### [The request]
Check every line of the entries that follow, and copy the ones containing "JSON".

------------------------------------

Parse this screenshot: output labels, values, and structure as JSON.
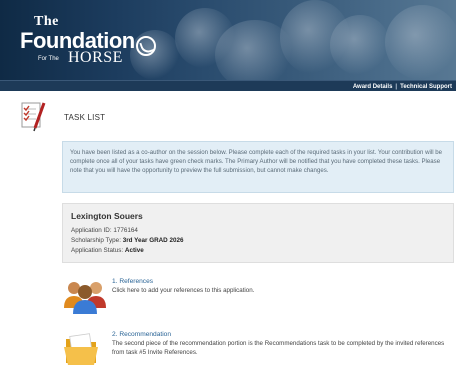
{
  "header": {
    "logo_the": "The",
    "logo_foundation": "Foundation",
    "logo_for_the": "For The",
    "logo_horse": "HORSE",
    "nav": [
      "Award Details",
      "Technical Support"
    ]
  },
  "page": {
    "title": "TASK LIST"
  },
  "info": {
    "text": "You have been listed as a co-author on the session below. Please complete each of the required tasks in your list. Your contribution will be complete once all of your tasks have green check marks. The Primary Author will be notified that you have completed these tasks. Please note that you will have the opportunity to preview the full submission, but cannot make changes."
  },
  "applicant": {
    "name": "Lexington Souers",
    "application_id_label": "Application ID:",
    "application_id": "1776164",
    "scholarship_type_label": "Scholarship Type:",
    "scholarship_type": "3rd Year GRAD 2026",
    "status_label": "Application Status:",
    "status": "Active"
  },
  "tasks": [
    {
      "title": "1. References",
      "description": "Click here to add your references to this application.",
      "icon": "people-icon"
    },
    {
      "title": "2. Recommendation",
      "description": "The second piece of the recommendation portion is the Recommendations task to be completed by the invited references from task #5 Invite References.",
      "icon": "folder-icon"
    }
  ],
  "colors": {
    "banner": "#1c3c5e",
    "navbar": "#1d3a58",
    "info_bg": "#e2eef6",
    "summary_bg": "#f0f0f0",
    "link": "#2a6496"
  }
}
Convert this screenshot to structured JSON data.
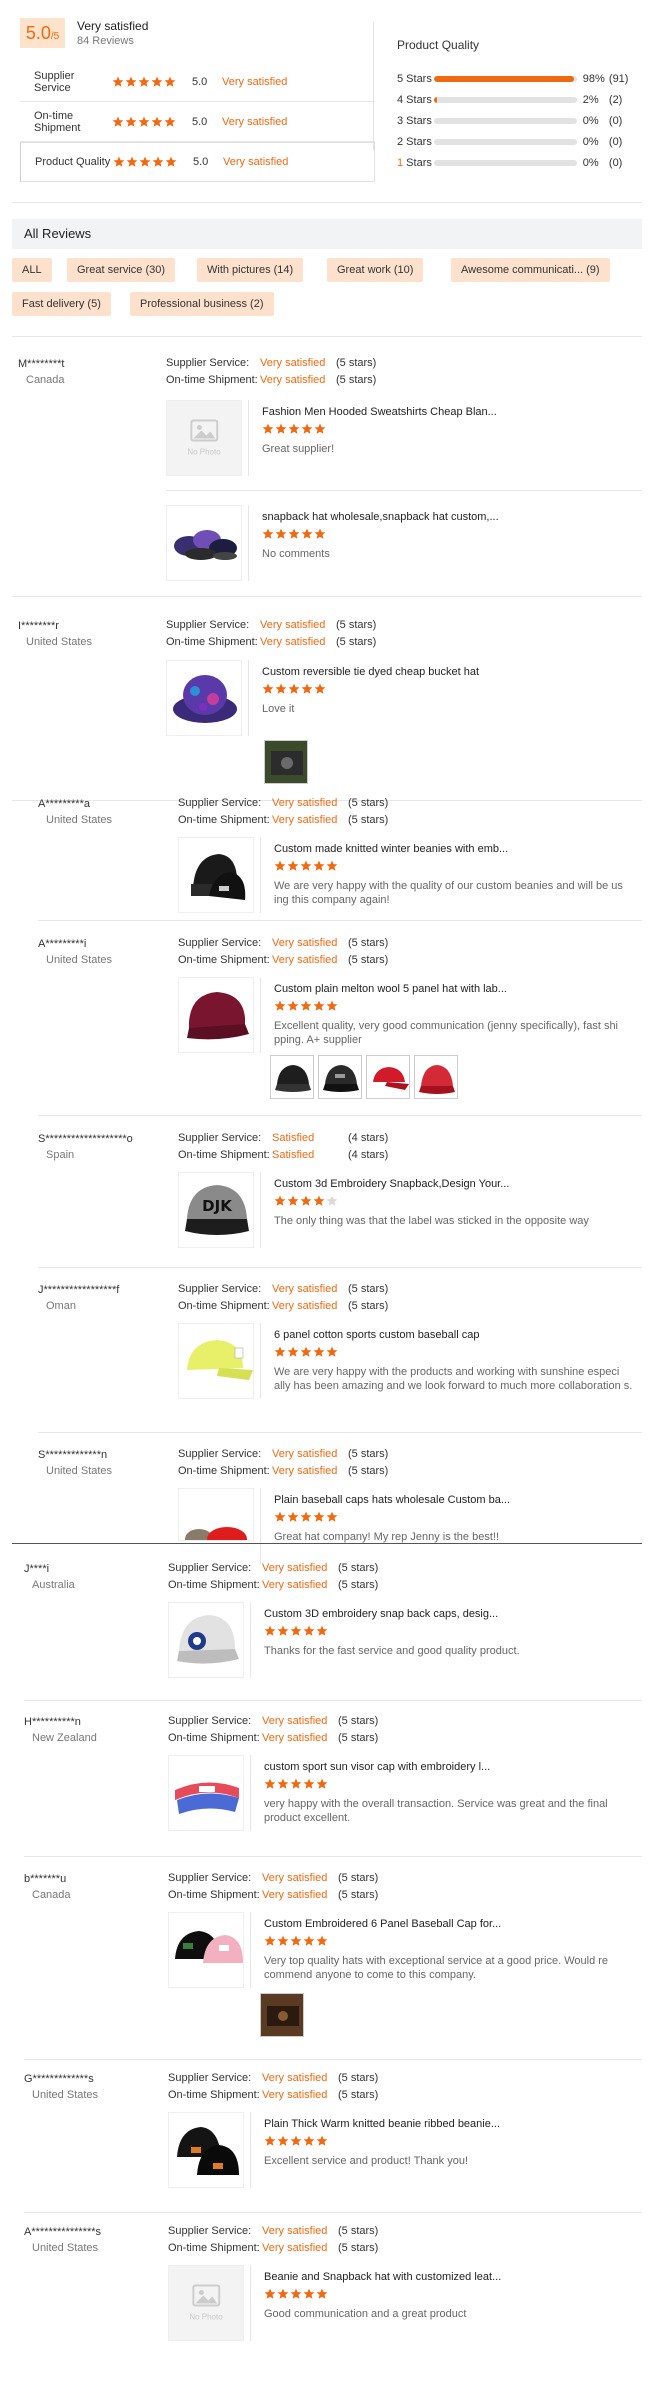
{
  "summary": {
    "score": "5.0",
    "score_of": "/5",
    "score_label": "Very satisfied",
    "review_count": "84 Reviews",
    "rows": [
      {
        "label": "Supplier Service",
        "value": "5.0",
        "text": "Very satisfied",
        "stars": 5
      },
      {
        "label": "On-time Shipment",
        "value": "5.0",
        "text": "Very satisfied",
        "stars": 5
      },
      {
        "label": "Product Quality",
        "value": "5.0",
        "text": "Very satisfied",
        "stars": 5
      }
    ]
  },
  "histogram": {
    "title": "Product Quality",
    "rows": [
      {
        "label": "5 Stars",
        "percent": 98,
        "pct_text": "98%",
        "count": "(91)"
      },
      {
        "label": "4 Stars",
        "percent": 2,
        "pct_text": "2%",
        "count": "(2)"
      },
      {
        "label": "3 Stars",
        "percent": 0,
        "pct_text": "0%",
        "count": "(0)"
      },
      {
        "label": "2 Stars",
        "percent": 0,
        "pct_text": "0%",
        "count": "(0)"
      },
      {
        "label": "1 Stars",
        "percent": 0,
        "pct_text": "0%",
        "count": "(0)"
      }
    ]
  },
  "all_reviews": {
    "title": "All Reviews",
    "tags": [
      "ALL",
      "Great service (30)",
      "With pictures (14)",
      "Great work (10)",
      "Awesome communicati... (9)",
      "Fast delivery (5)",
      "Professional business (2)"
    ]
  },
  "labels": {
    "supplier_service": "Supplier Service:",
    "on_time_shipment": "On-time Shipment:",
    "no_photo": "No Photo"
  },
  "colors": {
    "accent": "#f06a12",
    "tag_bg": "#fde1cc",
    "score_bg": "#fde3cc"
  },
  "reviews": [
    {
      "user": "M********t",
      "country": "Canada",
      "service": "Very satisfied",
      "service_stars": "(5 stars)",
      "shipment": "Very satisfied",
      "shipment_stars": "(5 stars)",
      "products": [
        {
          "title": "Fashion Men Hooded Sweatshirts Cheap Blan...",
          "stars": 5,
          "text": "Great supplier!",
          "image": "no-photo"
        },
        {
          "title": "snapback hat wholesale,snapback hat custom,...",
          "stars": 5,
          "text": "No comments",
          "image": "snapback-hats-photo"
        }
      ]
    },
    {
      "user": "I********r",
      "country": "United States",
      "service": "Very satisfied",
      "service_stars": "(5 stars)",
      "shipment": "Very satisfied",
      "shipment_stars": "(5 stars)",
      "products": [
        {
          "title": "Custom reversible tie dyed cheap bucket hat",
          "stars": 5,
          "text": "Love it",
          "image": "bucket-hat-photo"
        }
      ]
    },
    {
      "user": "A*********a",
      "country": "United States",
      "service": "Very satisfied",
      "service_stars": "(5 stars)",
      "shipment": "Very satisfied",
      "shipment_stars": "(5 stars)",
      "products": [
        {
          "title": "Custom made knitted winter beanies with emb...",
          "stars": 5,
          "text": "We are very happy with the quality of our custom beanies and will be us ing this company again!",
          "image": "beanies-photo"
        }
      ]
    },
    {
      "user": "A*********i",
      "country": "United States",
      "service": "Very satisfied",
      "service_stars": "(5 stars)",
      "shipment": "Very satisfied",
      "shipment_stars": "(5 stars)",
      "products": [
        {
          "title": "Custom plain melton wool 5 panel hat with lab...",
          "stars": 5,
          "text": "Excellent quality, very good communication (jenny specifically), fast shi pping. A+ supplier",
          "image": "melton-hat-photo"
        }
      ]
    },
    {
      "user": "S*******************o",
      "country": "Spain",
      "service": "Satisfied",
      "service_stars": "(4 stars)",
      "shipment": "Satisfied",
      "shipment_stars": "(4 stars)",
      "products": [
        {
          "title": "Custom 3d Embroidery Snapback,Design Your...",
          "stars": 4,
          "text": "The only thing was that the label was sticked in the opposite way",
          "image": "djk-snapback-photo"
        }
      ]
    },
    {
      "user": "J*****************f",
      "country": "Oman",
      "service": "Very satisfied",
      "service_stars": "(5 stars)",
      "shipment": "Very satisfied",
      "shipment_stars": "(5 stars)",
      "products": [
        {
          "title": "6 panel cotton sports custom baseball cap",
          "stars": 5,
          "text": "We are very happy with the products and working with sunshine especi ally has been amazing and we look forward to much more collaboration s.",
          "image": "yellow-cap-photo"
        }
      ]
    },
    {
      "user": "S*************n",
      "country": "United States",
      "service": "Very satisfied",
      "service_stars": "(5 stars)",
      "shipment": "Very satisfied",
      "shipment_stars": "(5 stars)",
      "products": [
        {
          "title": "Plain baseball caps hats wholesale Custom ba...",
          "stars": 5,
          "text": "Great hat company! My rep Jenny is the best!!",
          "image": "baseball-caps-photo"
        }
      ]
    },
    {
      "user": "J****i",
      "country": "Australia",
      "service": "Very satisfied",
      "service_stars": "(5 stars)",
      "shipment": "Very satisfied",
      "shipment_stars": "(5 stars)",
      "products": [
        {
          "title": "Custom 3D embroidery snap back caps, desig...",
          "stars": 5,
          "text": "Thanks for the fast service and good quality product.",
          "image": "snapback-grey-photo"
        }
      ]
    },
    {
      "user": "H**********n",
      "country": "New Zealand",
      "service": "Very satisfied",
      "service_stars": "(5 stars)",
      "shipment": "Very satisfied",
      "shipment_stars": "(5 stars)",
      "products": [
        {
          "title": "custom sport sun visor cap with embroidery l...",
          "stars": 5,
          "text": "very happy with the overall transaction. Service was great and the final product excellent.",
          "image": "visor-photo"
        }
      ]
    },
    {
      "user": "b*******u",
      "country": "Canada",
      "service": "Very satisfied",
      "service_stars": "(5 stars)",
      "shipment": "Very satisfied",
      "shipment_stars": "(5 stars)",
      "products": [
        {
          "title": "Custom Embroidered 6 Panel Baseball Cap for...",
          "stars": 5,
          "text": "Very top quality hats with exceptional service at a good price. Would re commend anyone to come to this company.",
          "image": "embroidered-caps-photo"
        }
      ]
    },
    {
      "user": "G*************s",
      "country": "United States",
      "service": "Very satisfied",
      "service_stars": "(5 stars)",
      "shipment": "Very satisfied",
      "shipment_stars": "(5 stars)",
      "products": [
        {
          "title": "Plain Thick Warm knitted beanie ribbed beanie...",
          "stars": 5,
          "text": "Excellent service and product! Thank you!",
          "image": "black-beanies-photo"
        }
      ]
    },
    {
      "user": "A***************s",
      "country": "United States",
      "service": "Very satisfied",
      "service_stars": "(5 stars)",
      "shipment": "Very satisfied",
      "shipment_stars": "(5 stars)",
      "products": [
        {
          "title": "Beanie and Snapback hat with customized leat...",
          "stars": 5,
          "text": "Good communication and a great product",
          "image": "no-photo"
        }
      ]
    }
  ]
}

------------------------------------

### [Task solution]
Parse this screenshot: output labels, values, and structure as JSON.
Convert this screenshot to structured JSON data.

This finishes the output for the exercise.